---------- Provided material ----------

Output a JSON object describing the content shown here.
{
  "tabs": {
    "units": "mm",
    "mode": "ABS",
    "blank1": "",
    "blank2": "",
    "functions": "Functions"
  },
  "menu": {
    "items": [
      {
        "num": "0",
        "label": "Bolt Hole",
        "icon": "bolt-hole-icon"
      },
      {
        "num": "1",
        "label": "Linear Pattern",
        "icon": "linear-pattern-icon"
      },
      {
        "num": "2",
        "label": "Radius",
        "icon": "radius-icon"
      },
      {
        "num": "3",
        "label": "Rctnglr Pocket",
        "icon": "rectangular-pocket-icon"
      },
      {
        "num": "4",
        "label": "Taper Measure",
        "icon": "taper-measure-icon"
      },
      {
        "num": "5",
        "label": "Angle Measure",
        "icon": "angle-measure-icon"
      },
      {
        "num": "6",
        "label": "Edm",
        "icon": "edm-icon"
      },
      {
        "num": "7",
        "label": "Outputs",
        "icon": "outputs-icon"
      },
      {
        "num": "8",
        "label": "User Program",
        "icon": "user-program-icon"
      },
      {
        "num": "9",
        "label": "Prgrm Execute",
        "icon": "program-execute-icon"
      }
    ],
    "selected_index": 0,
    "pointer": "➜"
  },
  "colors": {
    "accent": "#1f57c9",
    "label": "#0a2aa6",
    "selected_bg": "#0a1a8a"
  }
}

----------

Task prompt » Gather each line holding the string "label".

Finished task »
        "label": "Bolt Hole",
        "label": "Linear Pattern",
        "label": "Radius",
        "label": "Rctnglr Pocket",
        "label": "Taper Measure",
        "label": "Angle Measure",
        "label": "Edm",
        "label": "Outputs",
        "label": "User Program",
        "label": "Prgrm Execute",
    "label": "#0a2aa6",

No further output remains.